-- TO BE DONE --
The records below must be copied in full; omit the images.

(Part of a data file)
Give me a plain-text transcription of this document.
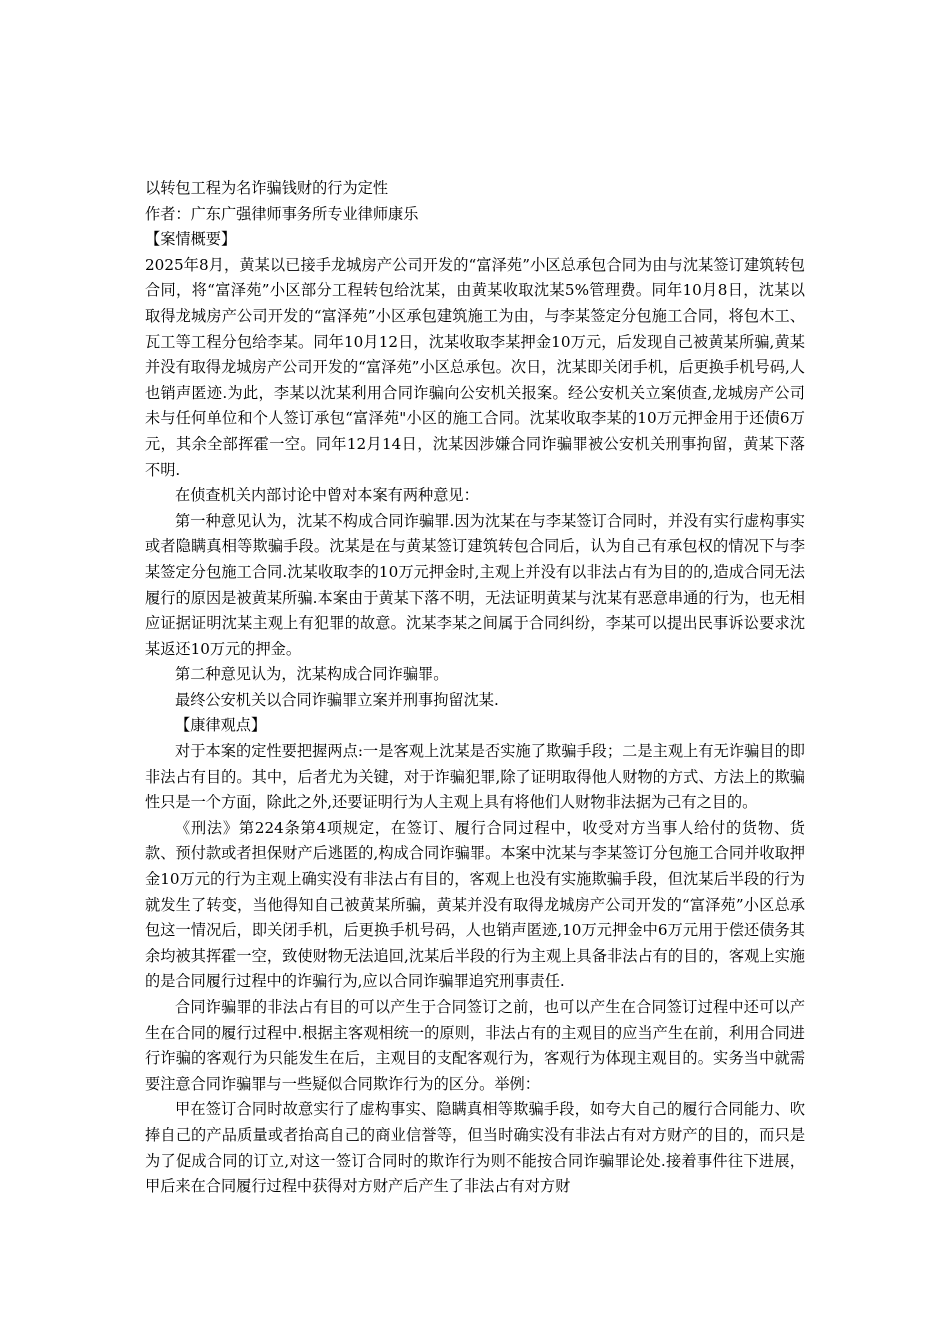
以转包工程为名诈骗钱财的行为定性

作者：广东广强律师事务所专业律师康乐

【案情概要】

2025年8月，黄某以已接手龙城房产公司开发的“富泽苑”小区总承包合同为由与沈某签订建筑转包合同，将“富泽苑”小区部分工程转包给沈某，由黄某收取沈某5%管理费。同年10月8日，沈某以取得龙城房产公司开发的“富泽苑”小区承包建筑施工为由，与李某签定分包施工合同，将包木工、瓦工等工程分包给李某。同年10月12日，沈某收取李某押金10万元，后发现自己被黄某所骗,黄某并没有取得龙城房产公司开发的“富泽苑”小区总承包。次日，沈某即关闭手机，后更换手机号码,人也销声匿迹.为此，李某以沈某利用合同诈骗向公安机关报案。经公安机关立案侦查,龙城房产公司未与任何单位和个人签订承包“富泽苑"小区的施工合同。沈某收取李某的10万元押金用于还债6万元，其余全部挥霍一空。同年12月14日，沈某因涉嫌合同诈骗罪被公安机关刑事拘留，黄某下落不明.

在侦查机关内部讨论中曾对本案有两种意见：

第一种意见认为，沈某不构成合同诈骗罪.因为沈某在与李某签订合同时，并没有实行虚构事实或者隐瞒真相等欺骗手段。沈某是在与黄某签订建筑转包合同后，认为自己有承包权的情况下与李某签定分包施工合同.沈某收取李的10万元押金时,主观上并没有以非法占有为目的的,造成合同无法履行的原因是被黄某所骗.本案由于黄某下落不明，无法证明黄某与沈某有恶意串通的行为，也无相应证据证明沈某主观上有犯罪的故意。沈某李某之间属于合同纠纷，李某可以提出民事诉讼要求沈某返还10万元的押金。

第二种意见认为，沈某构成合同诈骗罪。

最终公安机关以合同诈骗罪立案并刑事拘留沈某.

【康律观点】

对于本案的定性要把握两点:一是客观上沈某是否实施了欺骗手段；二是主观上有无诈骗目的即非法占有目的。其中，后者尤为关键，对于诈骗犯罪,除了证明取得他人财物的方式、方法上的欺骗性只是一个方面，除此之外,还要证明行为人主观上具有将他们人财物非法据为己有之目的。

《刑法》第224条第4项规定，在签订、履行合同过程中，收受对方当事人给付的货物、货款、预付款或者担保财产后逃匿的,构成合同诈骗罪。本案中沈某与李某签订分包施工合同并收取押金10万元的行为主观上确实没有非法占有目的，客观上也没有实施欺骗手段，但沈某后半段的行为就发生了转变，当他得知自己被黄某所骗，黄某并没有取得龙城房产公司开发的“富泽苑”小区总承包这一情况后，即关闭手机，后更换手机号码，人也销声匿迹,10万元押金中6万元用于偿还债务其余均被其挥霍一空，致使财物无法追回,沈某后半段的行为主观上具备非法占有的目的，客观上实施的是合同履行过程中的诈骗行为,应以合同诈骗罪追究刑事责任.

合同诈骗罪的非法占有目的可以产生于合同签订之前，也可以产生在合同签订过程中还可以产生在合同的履行过程中.根据主客观相统一的原则，非法占有的主观目的应当产生在前，利用合同进行诈骗的客观行为只能发生在后，主观目的支配客观行为，客观行为体现主观目的。实务当中就需要注意合同诈骗罪与一些疑似合同欺诈行为的区分。举例：

甲在签订合同时故意实行了虚构事实、隐瞒真相等欺骗手段，如夸大自己的履行合同能力、吹捧自己的产品质量或者抬高自己的商业信誉等，但当时确实没有非法占有对方财产的目的，而只是为了促成合同的订立,对这一签订合同时的欺诈行为则不能按合同诈骗罪论处.接着事件往下进展，甲后来在合同履行过程中获得对方财产后产生了非法占有对方财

-- CORRECT RESPONSE --
Give me a plain-text transcription of this document.
以转包工程为名诈骗钱财的行为定性

作者：广东广强律师事务所专业律师康乐

【案情概要】

2025年8月，黄某以已接手龙城房产公司开发的“富泽苑”小区总承包合同为由与沈某签订建筑转包合同，将“富泽苑”小区部分工程转包给沈某，由黄某收取沈某5%管理费。同年10月8日，沈某以取得龙城房产公司开发的“富泽苑”小区承包建筑施工为由，与李某签定分包施工合同，将包木工、瓦工等工程分包给李某。同年10月12日，沈某收取李某押金10万元，后发现自己被黄某所骗,黄某并没有取得龙城房产公司开发的“富泽苑”小区总承包。次日，沈某即关闭手机，后更换手机号码,人也销声匿迹.为此，李某以沈某利用合同诈骗向公安机关报案。经公安机关立案侦查,龙城房产公司未与任何单位和个人签订承包“富泽苑"小区的施工合同。沈某收取李某的10万元押金用于还债6万元，其余全部挥霍一空。同年12月14日，沈某因涉嫌合同诈骗罪被公安机关刑事拘留，黄某下落不明.

在侦查机关内部讨论中曾对本案有两种意见：

第一种意见认为，沈某不构成合同诈骗罪.因为沈某在与李某签订合同时，并没有实行虚构事实或者隐瞒真相等欺骗手段。沈某是在与黄某签订建筑转包合同后，认为自己有承包权的情况下与李某签定分包施工合同.沈某收取李的10万元押金时,主观上并没有以非法占有为目的的,造成合同无法履行的原因是被黄某所骗.本案由于黄某下落不明，无法证明黄某与沈某有恶意串通的行为，也无相应证据证明沈某主观上有犯罪的故意。沈某李某之间属于合同纠纷，李某可以提出民事诉讼要求沈某返还10万元的押金。

第二种意见认为，沈某构成合同诈骗罪。

最终公安机关以合同诈骗罪立案并刑事拘留沈某.

【康律观点】

对于本案的定性要把握两点:一是客观上沈某是否实施了欺骗手段；二是主观上有无诈骗目的即非法占有目的。其中，后者尤为关键，对于诈骗犯罪,除了证明取得他人财物的方式、方法上的欺骗性只是一个方面，除此之外,还要证明行为人主观上具有将他们人财物非法据为己有之目的。

《刑法》第224条第4项规定，在签订、履行合同过程中，收受对方当事人给付的货物、货款、预付款或者担保财产后逃匿的,构成合同诈骗罪。本案中沈某与李某签订分包施工合同并收取押金10万元的行为主观上确实没有非法占有目的，客观上也没有实施欺骗手段，但沈某后半段的行为就发生了转变，当他得知自己被黄某所骗，黄某并没有取得龙城房产公司开发的“富泽苑”小区总承包这一情况后，即关闭手机，后更换手机号码，人也销声匿迹,10万元押金中6万元用于偿还债务其余均被其挥霍一空，致使财物无法追回,沈某后半段的行为主观上具备非法占有的目的，客观上实施的是合同履行过程中的诈骗行为,应以合同诈骗罪追究刑事责任.

合同诈骗罪的非法占有目的可以产生于合同签订之前，也可以产生在合同签订过程中还可以产生在合同的履行过程中.根据主客观相统一的原则，非法占有的主观目的应当产生在前，利用合同进行诈骗的客观行为只能发生在后，主观目的支配客观行为，客观行为体现主观目的。实务当中就需要注意合同诈骗罪与一些疑似合同欺诈行为的区分。举例：

甲在签订合同时故意实行了虚构事实、隐瞒真相等欺骗手段，如夸大自己的履行合同能力、吹捧自己的产品质量或者抬高自己的商业信誉等，但当时确实没有非法占有对方财产的目的，而只是为了促成合同的订立,对这一签订合同时的欺诈行为则不能按合同诈骗罪论处.接着事件往下进展，甲后来在合同履行过程中获得对方财产后产生了非法占有对方财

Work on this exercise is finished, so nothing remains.